# EXERCISE REQUIREMENTS
Say how many lines of these entries include the word "Slot", and answer with the number alone.

# SUPPLIED MATERIAL
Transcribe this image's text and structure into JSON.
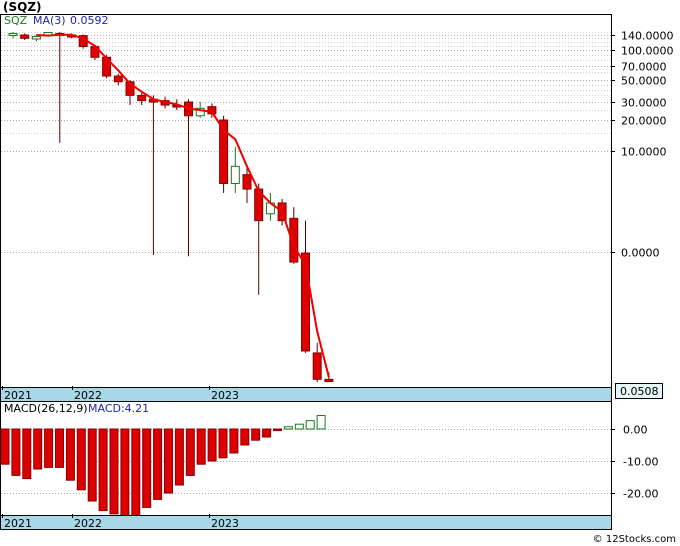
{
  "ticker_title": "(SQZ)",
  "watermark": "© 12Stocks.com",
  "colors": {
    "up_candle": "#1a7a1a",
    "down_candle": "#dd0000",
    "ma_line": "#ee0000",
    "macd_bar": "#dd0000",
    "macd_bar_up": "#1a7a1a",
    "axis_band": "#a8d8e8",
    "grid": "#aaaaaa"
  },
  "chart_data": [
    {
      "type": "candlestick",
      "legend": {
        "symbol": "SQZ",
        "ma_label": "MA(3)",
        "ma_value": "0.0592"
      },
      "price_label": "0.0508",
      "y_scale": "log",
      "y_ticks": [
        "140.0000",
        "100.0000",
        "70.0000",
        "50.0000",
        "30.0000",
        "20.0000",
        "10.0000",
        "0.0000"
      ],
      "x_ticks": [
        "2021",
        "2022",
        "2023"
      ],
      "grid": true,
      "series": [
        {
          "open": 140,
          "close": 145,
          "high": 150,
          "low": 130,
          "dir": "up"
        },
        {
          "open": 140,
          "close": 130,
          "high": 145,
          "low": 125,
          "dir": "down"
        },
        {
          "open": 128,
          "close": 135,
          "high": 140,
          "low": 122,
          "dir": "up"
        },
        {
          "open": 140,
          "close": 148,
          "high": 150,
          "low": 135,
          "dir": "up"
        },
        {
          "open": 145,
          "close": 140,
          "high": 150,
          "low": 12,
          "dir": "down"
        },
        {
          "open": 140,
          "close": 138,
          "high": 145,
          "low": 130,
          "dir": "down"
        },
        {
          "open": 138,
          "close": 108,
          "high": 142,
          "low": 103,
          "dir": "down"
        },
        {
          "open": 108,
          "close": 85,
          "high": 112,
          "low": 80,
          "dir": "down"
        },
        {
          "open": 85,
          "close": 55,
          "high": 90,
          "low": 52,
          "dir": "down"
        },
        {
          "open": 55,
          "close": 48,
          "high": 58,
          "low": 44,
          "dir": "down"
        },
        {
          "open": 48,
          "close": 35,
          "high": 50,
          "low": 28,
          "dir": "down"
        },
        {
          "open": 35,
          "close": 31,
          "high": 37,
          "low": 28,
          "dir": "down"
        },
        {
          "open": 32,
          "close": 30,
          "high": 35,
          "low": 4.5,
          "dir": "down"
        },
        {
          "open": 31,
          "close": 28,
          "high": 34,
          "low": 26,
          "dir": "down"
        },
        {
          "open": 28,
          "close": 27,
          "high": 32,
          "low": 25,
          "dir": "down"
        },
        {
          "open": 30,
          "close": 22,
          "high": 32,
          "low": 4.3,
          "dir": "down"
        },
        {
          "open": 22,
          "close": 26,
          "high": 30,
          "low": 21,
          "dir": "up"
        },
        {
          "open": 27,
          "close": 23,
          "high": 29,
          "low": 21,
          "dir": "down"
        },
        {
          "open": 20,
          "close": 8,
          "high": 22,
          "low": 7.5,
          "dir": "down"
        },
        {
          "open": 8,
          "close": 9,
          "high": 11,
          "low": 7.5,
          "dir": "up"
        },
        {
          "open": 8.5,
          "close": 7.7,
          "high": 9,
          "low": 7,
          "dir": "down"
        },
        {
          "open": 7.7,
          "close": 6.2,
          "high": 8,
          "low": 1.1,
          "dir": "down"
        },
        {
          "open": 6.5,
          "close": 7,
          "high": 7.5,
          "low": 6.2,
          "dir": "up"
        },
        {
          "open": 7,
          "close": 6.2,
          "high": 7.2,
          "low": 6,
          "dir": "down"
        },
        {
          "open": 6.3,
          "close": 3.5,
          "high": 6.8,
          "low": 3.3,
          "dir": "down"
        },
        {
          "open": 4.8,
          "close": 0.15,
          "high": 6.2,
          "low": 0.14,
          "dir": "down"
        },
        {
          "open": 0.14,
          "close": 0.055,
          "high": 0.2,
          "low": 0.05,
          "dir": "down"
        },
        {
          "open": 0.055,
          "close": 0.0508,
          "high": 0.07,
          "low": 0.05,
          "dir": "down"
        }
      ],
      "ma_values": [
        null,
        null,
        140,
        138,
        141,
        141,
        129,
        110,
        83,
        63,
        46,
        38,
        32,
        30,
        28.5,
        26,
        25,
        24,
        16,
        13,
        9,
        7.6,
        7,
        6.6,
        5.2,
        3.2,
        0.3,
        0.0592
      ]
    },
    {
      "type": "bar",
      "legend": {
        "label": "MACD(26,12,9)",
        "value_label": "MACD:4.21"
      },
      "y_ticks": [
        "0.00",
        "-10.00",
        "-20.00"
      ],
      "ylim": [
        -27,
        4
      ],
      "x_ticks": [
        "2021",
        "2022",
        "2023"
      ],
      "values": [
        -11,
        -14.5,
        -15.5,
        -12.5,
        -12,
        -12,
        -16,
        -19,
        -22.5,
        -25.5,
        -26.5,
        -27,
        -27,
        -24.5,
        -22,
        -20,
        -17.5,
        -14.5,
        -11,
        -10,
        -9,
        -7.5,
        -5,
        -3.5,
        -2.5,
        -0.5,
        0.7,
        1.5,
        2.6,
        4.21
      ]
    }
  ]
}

==

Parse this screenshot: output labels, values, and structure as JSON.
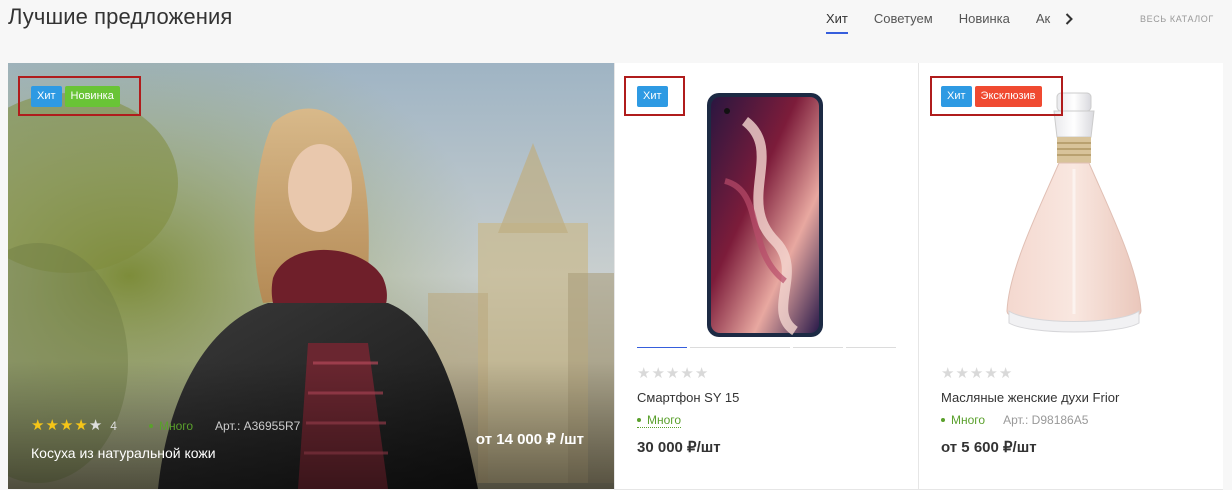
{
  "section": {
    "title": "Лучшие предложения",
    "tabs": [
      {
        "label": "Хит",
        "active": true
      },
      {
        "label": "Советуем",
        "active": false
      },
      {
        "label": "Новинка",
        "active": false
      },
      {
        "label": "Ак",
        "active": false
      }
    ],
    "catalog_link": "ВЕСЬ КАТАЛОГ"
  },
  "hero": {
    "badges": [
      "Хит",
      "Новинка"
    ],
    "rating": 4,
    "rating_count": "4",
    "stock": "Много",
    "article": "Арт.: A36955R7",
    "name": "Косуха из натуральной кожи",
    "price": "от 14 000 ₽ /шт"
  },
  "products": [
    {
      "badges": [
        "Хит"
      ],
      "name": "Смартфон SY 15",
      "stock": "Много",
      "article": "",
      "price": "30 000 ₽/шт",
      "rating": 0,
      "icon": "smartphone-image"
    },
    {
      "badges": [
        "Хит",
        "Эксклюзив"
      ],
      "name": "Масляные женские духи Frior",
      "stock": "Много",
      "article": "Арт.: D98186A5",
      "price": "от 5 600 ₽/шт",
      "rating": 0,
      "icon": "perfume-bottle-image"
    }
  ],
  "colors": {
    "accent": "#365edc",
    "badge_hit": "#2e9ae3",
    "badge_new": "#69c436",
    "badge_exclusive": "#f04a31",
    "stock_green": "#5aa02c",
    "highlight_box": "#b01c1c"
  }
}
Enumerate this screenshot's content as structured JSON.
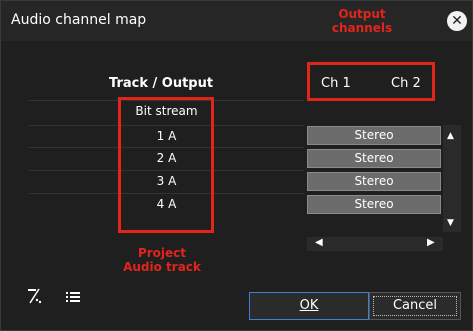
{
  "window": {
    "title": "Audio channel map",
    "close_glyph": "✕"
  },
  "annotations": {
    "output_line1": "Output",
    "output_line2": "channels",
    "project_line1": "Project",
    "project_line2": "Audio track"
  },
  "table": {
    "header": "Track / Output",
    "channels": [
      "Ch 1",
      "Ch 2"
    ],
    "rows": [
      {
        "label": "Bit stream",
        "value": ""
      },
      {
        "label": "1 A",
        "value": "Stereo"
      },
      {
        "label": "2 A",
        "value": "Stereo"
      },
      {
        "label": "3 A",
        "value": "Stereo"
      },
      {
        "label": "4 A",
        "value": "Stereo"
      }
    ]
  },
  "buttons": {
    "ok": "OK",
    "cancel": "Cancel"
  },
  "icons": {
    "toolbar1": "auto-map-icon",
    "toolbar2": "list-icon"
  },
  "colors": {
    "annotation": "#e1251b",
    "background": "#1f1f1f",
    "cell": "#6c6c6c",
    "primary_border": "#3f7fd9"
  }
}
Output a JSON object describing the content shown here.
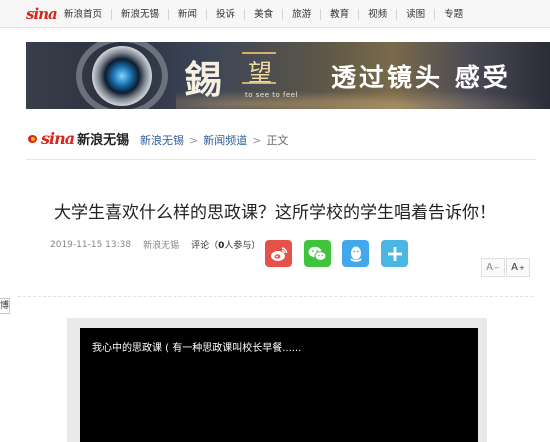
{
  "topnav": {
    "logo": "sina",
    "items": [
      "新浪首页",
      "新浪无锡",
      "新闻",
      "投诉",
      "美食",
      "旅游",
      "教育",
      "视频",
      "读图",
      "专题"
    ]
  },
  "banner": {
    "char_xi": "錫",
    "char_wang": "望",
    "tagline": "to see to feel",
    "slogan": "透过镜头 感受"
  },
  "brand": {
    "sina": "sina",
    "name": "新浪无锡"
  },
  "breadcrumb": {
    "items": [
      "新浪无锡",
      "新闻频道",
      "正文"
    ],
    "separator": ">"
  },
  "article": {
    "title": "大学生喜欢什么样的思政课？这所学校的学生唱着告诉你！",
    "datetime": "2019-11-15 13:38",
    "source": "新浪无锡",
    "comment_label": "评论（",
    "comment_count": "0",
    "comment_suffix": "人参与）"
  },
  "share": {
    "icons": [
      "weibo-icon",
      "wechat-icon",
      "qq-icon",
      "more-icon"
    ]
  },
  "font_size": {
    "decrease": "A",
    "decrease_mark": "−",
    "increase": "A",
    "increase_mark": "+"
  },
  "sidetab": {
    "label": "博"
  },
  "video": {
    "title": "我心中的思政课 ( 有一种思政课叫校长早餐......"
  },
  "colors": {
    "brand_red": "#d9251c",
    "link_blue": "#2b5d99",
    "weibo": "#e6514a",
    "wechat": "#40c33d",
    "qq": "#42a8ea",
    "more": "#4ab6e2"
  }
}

---

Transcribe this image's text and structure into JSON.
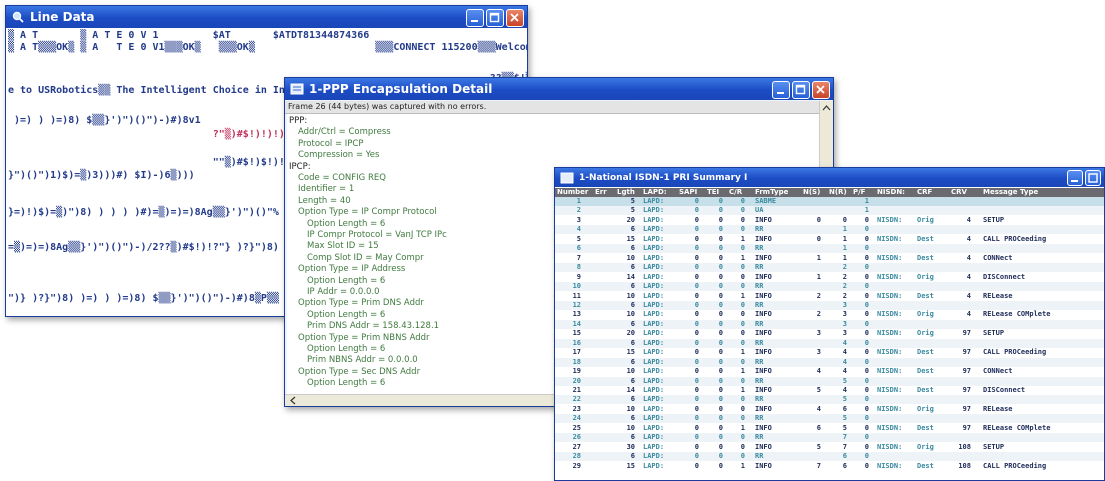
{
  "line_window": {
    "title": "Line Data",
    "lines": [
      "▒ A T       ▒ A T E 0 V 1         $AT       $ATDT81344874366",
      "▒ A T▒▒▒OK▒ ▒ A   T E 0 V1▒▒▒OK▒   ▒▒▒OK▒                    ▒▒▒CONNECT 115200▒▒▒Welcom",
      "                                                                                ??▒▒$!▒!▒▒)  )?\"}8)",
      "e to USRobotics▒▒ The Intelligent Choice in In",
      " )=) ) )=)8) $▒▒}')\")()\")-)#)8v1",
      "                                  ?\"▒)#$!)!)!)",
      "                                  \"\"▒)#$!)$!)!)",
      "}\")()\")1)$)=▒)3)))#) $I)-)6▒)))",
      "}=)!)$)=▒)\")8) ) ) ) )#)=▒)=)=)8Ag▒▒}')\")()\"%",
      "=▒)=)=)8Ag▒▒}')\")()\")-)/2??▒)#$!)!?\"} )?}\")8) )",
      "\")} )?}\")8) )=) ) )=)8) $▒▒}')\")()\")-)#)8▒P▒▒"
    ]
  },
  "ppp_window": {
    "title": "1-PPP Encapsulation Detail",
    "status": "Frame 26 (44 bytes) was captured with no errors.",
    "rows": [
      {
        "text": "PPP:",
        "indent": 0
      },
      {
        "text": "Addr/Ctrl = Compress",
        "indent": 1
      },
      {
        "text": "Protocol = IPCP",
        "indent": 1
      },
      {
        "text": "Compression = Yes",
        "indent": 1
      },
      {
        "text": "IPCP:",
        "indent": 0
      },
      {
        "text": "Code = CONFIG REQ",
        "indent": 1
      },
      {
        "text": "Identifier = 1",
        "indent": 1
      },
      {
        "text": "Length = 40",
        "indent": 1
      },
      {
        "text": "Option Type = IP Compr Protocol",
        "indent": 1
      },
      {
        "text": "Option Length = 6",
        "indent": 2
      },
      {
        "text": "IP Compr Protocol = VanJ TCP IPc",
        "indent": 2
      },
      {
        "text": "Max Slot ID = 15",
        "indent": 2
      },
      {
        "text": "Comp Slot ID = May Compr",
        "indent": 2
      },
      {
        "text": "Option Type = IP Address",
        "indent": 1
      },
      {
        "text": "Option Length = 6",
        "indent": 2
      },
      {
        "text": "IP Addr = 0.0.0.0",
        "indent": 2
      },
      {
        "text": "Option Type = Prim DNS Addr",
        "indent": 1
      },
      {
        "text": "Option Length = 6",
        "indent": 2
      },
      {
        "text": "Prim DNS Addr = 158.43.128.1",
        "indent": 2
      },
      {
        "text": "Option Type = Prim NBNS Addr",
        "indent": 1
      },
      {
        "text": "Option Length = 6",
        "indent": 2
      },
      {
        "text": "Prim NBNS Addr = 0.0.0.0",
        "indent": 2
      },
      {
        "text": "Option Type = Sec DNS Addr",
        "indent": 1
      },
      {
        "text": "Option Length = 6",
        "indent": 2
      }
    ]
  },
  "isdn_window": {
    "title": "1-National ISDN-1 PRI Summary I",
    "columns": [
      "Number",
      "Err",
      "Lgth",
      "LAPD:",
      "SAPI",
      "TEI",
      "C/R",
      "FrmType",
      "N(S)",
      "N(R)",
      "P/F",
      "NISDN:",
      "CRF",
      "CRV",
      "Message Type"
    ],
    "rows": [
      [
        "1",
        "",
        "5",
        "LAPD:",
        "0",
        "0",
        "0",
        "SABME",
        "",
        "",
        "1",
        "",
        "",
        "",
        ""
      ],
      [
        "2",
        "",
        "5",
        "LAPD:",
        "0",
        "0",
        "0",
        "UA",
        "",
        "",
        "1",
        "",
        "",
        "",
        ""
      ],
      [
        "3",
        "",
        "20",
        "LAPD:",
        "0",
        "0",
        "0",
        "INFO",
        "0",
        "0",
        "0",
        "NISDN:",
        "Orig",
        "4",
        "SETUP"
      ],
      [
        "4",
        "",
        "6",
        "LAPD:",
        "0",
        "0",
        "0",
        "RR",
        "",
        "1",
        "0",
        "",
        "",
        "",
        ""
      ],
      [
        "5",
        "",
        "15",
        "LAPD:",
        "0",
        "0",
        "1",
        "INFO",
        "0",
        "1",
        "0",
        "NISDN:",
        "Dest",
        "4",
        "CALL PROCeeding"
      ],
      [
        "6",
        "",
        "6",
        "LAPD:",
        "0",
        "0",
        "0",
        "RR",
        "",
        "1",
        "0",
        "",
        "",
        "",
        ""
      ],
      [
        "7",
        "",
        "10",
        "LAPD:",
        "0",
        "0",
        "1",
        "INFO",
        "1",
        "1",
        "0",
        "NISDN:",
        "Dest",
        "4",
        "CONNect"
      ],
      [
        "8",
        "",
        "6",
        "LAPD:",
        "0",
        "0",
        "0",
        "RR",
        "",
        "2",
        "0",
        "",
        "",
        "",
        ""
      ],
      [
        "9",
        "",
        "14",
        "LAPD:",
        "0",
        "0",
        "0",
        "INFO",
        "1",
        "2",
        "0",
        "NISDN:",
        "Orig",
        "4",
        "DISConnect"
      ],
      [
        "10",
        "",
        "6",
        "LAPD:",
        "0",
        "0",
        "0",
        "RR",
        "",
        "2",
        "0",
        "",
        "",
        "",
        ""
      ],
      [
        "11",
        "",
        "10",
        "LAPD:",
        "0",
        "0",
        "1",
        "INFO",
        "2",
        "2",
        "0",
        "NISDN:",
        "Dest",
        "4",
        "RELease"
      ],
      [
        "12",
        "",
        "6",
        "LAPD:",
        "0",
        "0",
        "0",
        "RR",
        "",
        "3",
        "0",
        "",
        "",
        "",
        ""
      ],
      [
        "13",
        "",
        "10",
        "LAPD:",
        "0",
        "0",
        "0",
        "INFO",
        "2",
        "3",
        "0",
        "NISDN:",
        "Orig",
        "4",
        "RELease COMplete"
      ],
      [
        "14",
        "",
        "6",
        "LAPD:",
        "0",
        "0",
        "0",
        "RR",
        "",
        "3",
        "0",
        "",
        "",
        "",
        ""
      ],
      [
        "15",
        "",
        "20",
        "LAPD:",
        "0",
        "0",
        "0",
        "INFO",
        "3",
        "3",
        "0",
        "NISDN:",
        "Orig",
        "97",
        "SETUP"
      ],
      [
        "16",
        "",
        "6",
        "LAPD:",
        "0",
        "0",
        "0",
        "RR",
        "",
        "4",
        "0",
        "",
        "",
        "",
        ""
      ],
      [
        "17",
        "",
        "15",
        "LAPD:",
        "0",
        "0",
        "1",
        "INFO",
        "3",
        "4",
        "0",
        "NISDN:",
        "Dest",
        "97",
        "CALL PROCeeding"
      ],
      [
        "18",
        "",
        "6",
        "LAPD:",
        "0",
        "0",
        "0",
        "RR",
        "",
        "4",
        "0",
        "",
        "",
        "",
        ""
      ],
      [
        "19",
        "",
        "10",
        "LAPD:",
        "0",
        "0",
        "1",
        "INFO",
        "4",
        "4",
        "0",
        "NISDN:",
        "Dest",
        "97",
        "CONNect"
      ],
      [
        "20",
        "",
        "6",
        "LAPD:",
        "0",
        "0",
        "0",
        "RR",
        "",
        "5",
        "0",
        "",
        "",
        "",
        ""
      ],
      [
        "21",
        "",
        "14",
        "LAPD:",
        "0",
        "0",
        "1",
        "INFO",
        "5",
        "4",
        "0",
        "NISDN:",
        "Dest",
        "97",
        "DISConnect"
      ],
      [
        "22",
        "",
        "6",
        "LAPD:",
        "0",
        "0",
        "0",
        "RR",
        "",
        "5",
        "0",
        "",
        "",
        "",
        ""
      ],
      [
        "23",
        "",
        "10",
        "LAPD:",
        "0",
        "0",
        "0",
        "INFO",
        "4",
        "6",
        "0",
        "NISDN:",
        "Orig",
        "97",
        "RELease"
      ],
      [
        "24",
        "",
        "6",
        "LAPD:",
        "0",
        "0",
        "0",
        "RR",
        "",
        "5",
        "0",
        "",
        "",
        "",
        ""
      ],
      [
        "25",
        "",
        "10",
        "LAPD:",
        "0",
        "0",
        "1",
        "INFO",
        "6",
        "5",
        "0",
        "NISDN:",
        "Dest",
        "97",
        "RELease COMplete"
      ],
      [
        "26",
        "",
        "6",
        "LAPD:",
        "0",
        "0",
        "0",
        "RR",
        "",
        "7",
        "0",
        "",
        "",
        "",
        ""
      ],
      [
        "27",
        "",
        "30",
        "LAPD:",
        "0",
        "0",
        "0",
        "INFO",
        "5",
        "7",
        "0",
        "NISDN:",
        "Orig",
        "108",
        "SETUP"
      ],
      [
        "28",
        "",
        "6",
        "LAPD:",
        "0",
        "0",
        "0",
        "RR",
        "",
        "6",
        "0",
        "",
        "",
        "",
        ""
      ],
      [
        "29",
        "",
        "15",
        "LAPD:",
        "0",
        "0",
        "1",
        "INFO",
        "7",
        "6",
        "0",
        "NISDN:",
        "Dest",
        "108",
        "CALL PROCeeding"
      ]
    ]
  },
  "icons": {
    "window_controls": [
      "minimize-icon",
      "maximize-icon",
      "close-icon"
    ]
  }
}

# WORKED SOLUTION
2